Stored records
- - -
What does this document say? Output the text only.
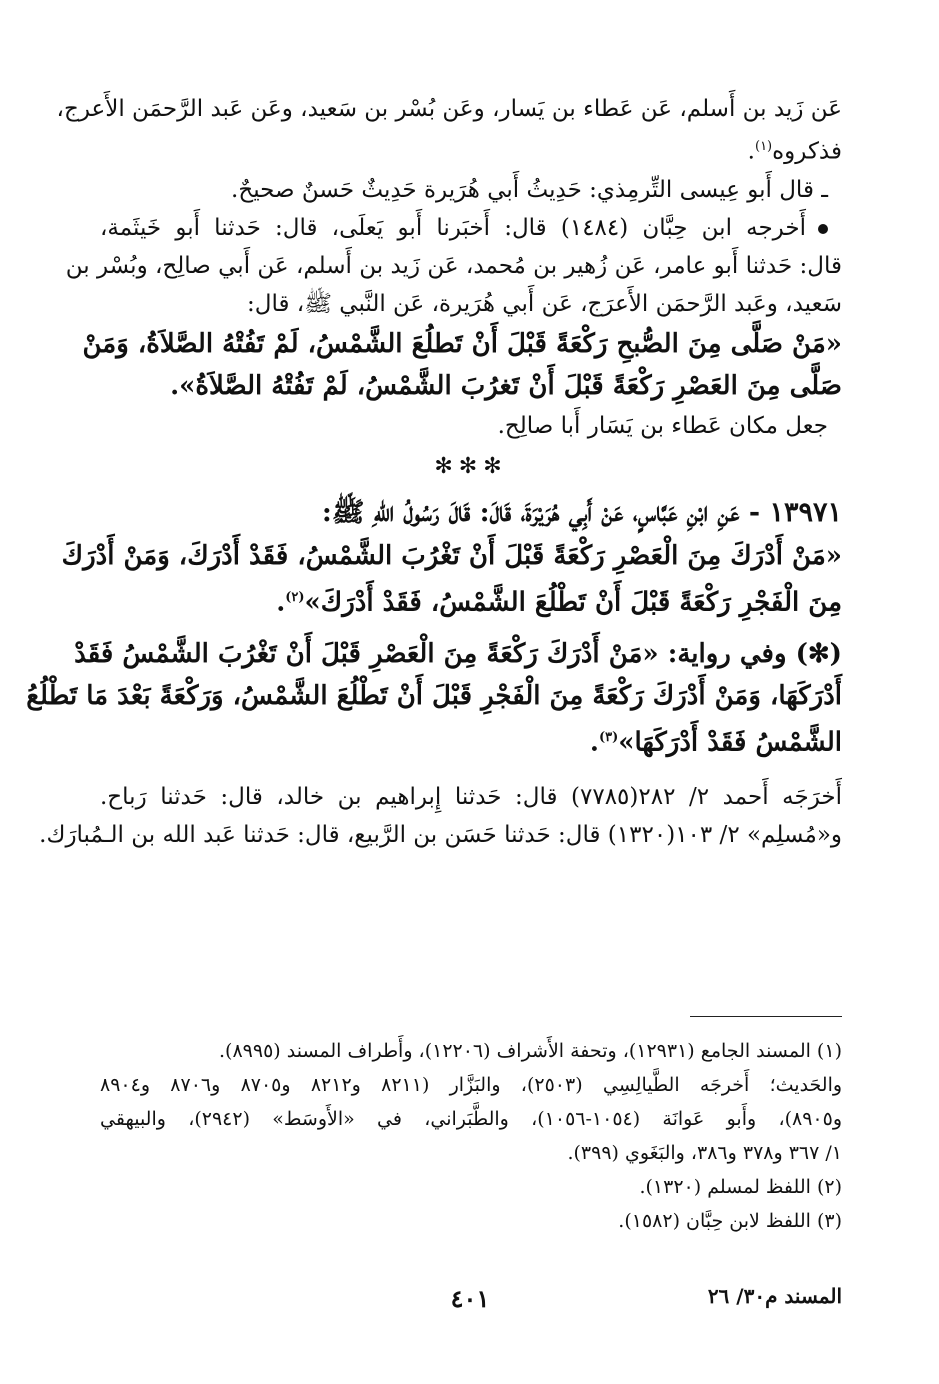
عَن زَيد بن أَسلم، عَن عَطاء بن يَسار، وعَن بُسْر بن سَعيد، وعَن عَبد الرَّحمَن الأَعرج،
فذكروه$^{(١)}$.
ـ قال أَبو عِيسى التِّرمِذي: حَدِيثُ أَبي هُرَيرة حَدِيثٌ حَسنٌ صحيحٌ.
أَخرجه ابن حِبَّان (١٤٨٤) قال: أَخبَرنا أَبو يَعلَى، قال: حَدثنا أَبو خَيثَمة،
قال: حَدثنا أَبو عامر، عَن زُهير بن مُحمد، عَن زَيد بن أَسلم، عَن أَبي صالِح، وبُسْر بن
سَعيد، وعَبد الرَّحمَن الأَعرَج، عَن أَبي هُرَيرة، عَن النَّبي ﷺ، قال:
«مَنْ صَلَّى مِنَ الصُّبحِ رَكْعَةً قَبْلَ أَنْ تَطلُعَ الشَّمْسُ، لَمْ تَفُتْهُ الصَّلاَةُ، وَمَنْ
صَلَّى مِنَ العَصْرِ رَكْعَةً قَبْلَ أَنْ تَغرُبَ الشَّمْسُ، لَمْ تَفُتْهُ الصَّلاَةُ».
جعل مكان عَطاء بن يَسَار أَبا صالِح.
✻✻✻
١٣٩٧١ - عَنِ ابْنِ عَبَّاسٍ، عَنْ أَبِي هُرَيْرَةَ، قَالَ: قَالَ رَسُولُ اللهِ ﷺ:
«مَنْ أَدْرَكَ مِنَ الْعَصْرِ رَكْعَةً قَبْلَ أَنْ تَغْرُبَ الشَّمْسُ، فَقَدْ أَدْرَكَ، وَمَنْ أَدْرَكَ
مِنَ الْفَجْرِ رَكْعَةً قَبْلَ أَنْ تَطْلُعَ الشَّمْسُ، فَقَدْ أَدْرَكَ»$^{(٢)}$.
(✻) وفي رواية: «مَنْ أَدْرَكَ رَكْعَةً مِنَ الْعَصْرِ قَبْلَ أَنْ تَغْرُبَ الشَّمْسُ فَقَدْ
أَدْرَكَهَا، وَمَنْ أَدْرَكَ رَكْعَةً مِنَ الْفَجْرِ قَبْلَ أَنْ تَطْلُعَ الشَّمْسُ، وَرَكْعَةً بَعْدَ مَا تَطْلُعُ
الشَّمْسُ فَقَدْ أَدْرَكَهَا»$^{(٣)}$.
أَخرَجَه أَحمد ٢/ ٢٨٢(٧٧٨٥) قال: حَدثنا إِبراهيم بن خالد، قال: حَدثنا رَباح.
و«مُسلِم» ٢/ ١٠٣(١٣٢٠) قال: حَدثنا حَسَن بن الرَّبيع، قال: حَدثنا عَبد الله بن الـمُبارَك.
(١) المسند الجامع (١٢٩٣١)، وتحفة الأَشراف (١٢٢٠٦)، وأَطراف المسند (٨٩٩٥).
والحَديث؛ أَخرجَه الطَّيالِسِي (٢٥٠٣)، والبَزَّار (٨٢١١ و٨٢١٢ و٨٧٠٥ و٨٧٠٦ و٨٩٠٤
و٨٩٠٥)، وأَبو عَوانَة (١٠٥٤-١٠٥٦)، والطَّبَراني، في «الأَوسَط» (٢٩٤٢)، والبيهقي
١/ ٣٦٧ و٣٧٨ و٣٨٦، والبَغَوي (٣٩٩).
(٢) اللفظ لمسلم (١٣٢٠).
(٣) اللفظ لابن حِبَّان (١٥٨٢).
المسند م٣٠/ ٢٦
٤٠١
- - -
TASK REQUIREMENTS |
Repeat the entries exactly. Pictures are excluded from the copy.

THE COMPLETED TASK |
What does this document say? Output the text only.
عَن زَيد بن أَسلم، عَن عَطاء بن يَسار، وعَن بُسْر بن سَعيد، وعَن عَبد الرَّحمَن الأَعرج،
فذكروه$^{(١)}$.
ـ قال أَبو عِيسى التِّرمِذي: حَدِيثُ أَبي هُرَيرة حَدِيثٌ حَسنٌ صحيحٌ.
أَخرجه ابن حِبَّان (١٤٨٤) قال: أَخبَرنا أَبو يَعلَى، قال: حَدثنا أَبو خَيثَمة،
قال: حَدثنا أَبو عامر، عَن زُهير بن مُحمد، عَن زَيد بن أَسلم، عَن أَبي صالِح، وبُسْر بن
سَعيد، وعَبد الرَّحمَن الأَعرَج، عَن أَبي هُرَيرة، عَن النَّبي ﷺ، قال:
«مَنْ صَلَّى مِنَ الصُّبحِ رَكْعَةً قَبْلَ أَنْ تَطلُعَ الشَّمْسُ، لَمْ تَفُتْهُ الصَّلاَةُ، وَمَنْ
صَلَّى مِنَ العَصْرِ رَكْعَةً قَبْلَ أَنْ تَغرُبَ الشَّمْسُ، لَمْ تَفُتْهُ الصَّلاَةُ».
جعل مكان عَطاء بن يَسَار أَبا صالِح.
✻✻✻
١٣٩٧١ - عَنِ ابْنِ عَبَّاسٍ، عَنْ أَبِي هُرَيْرَةَ، قَالَ: قَالَ رَسُولُ اللهِ ﷺ:
«مَنْ أَدْرَكَ مِنَ الْعَصْرِ رَكْعَةً قَبْلَ أَنْ تَغْرُبَ الشَّمْسُ، فَقَدْ أَدْرَكَ، وَمَنْ أَدْرَكَ
مِنَ الْفَجْرِ رَكْعَةً قَبْلَ أَنْ تَطْلُعَ الشَّمْسُ، فَقَدْ أَدْرَكَ»$^{(٢)}$.
(✻) وفي رواية: «مَنْ أَدْرَكَ رَكْعَةً مِنَ الْعَصْرِ قَبْلَ أَنْ تَغْرُبَ الشَّمْسُ فَقَدْ
أَدْرَكَهَا، وَمَنْ أَدْرَكَ رَكْعَةً مِنَ الْفَجْرِ قَبْلَ أَنْ تَطْلُعَ الشَّمْسُ، وَرَكْعَةً بَعْدَ مَا تَطْلُعُ
الشَّمْسُ فَقَدْ أَدْرَكَهَا»$^{(٣)}$.
أَخرَجَه أَحمد ٢/ ٢٨٢(٧٧٨٥) قال: حَدثنا إِبراهيم بن خالد، قال: حَدثنا رَباح.
و«مُسلِم» ٢/ ١٠٣(١٣٢٠) قال: حَدثنا حَسَن بن الرَّبيع، قال: حَدثنا عَبد الله بن الـمُبارَك.
(١) المسند الجامع (١٢٩٣١)، وتحفة الأَشراف (١٢٢٠٦)، وأَطراف المسند (٨٩٩٥).
والحَديث؛ أَخرجَه الطَّيالِسِي (٢٥٠٣)، والبَزَّار (٨٢١١ و٨٢١٢ و٨٧٠٥ و٨٧٠٦ و٨٩٠٤
و٨٩٠٥)، وأَبو عَوانَة (١٠٥٤-١٠٥٦)، والطَّبَراني، في «الأَوسَط» (٢٩٤٢)، والبيهقي
١/ ٣٦٧ و٣٧٨ و٣٨٦، والبَغَوي (٣٩٩).
(٢) اللفظ لمسلم (١٣٢٠).
(٣) اللفظ لابن حِبَّان (١٥٨٢).
المسند م٣٠/ ٢٦
٤٠١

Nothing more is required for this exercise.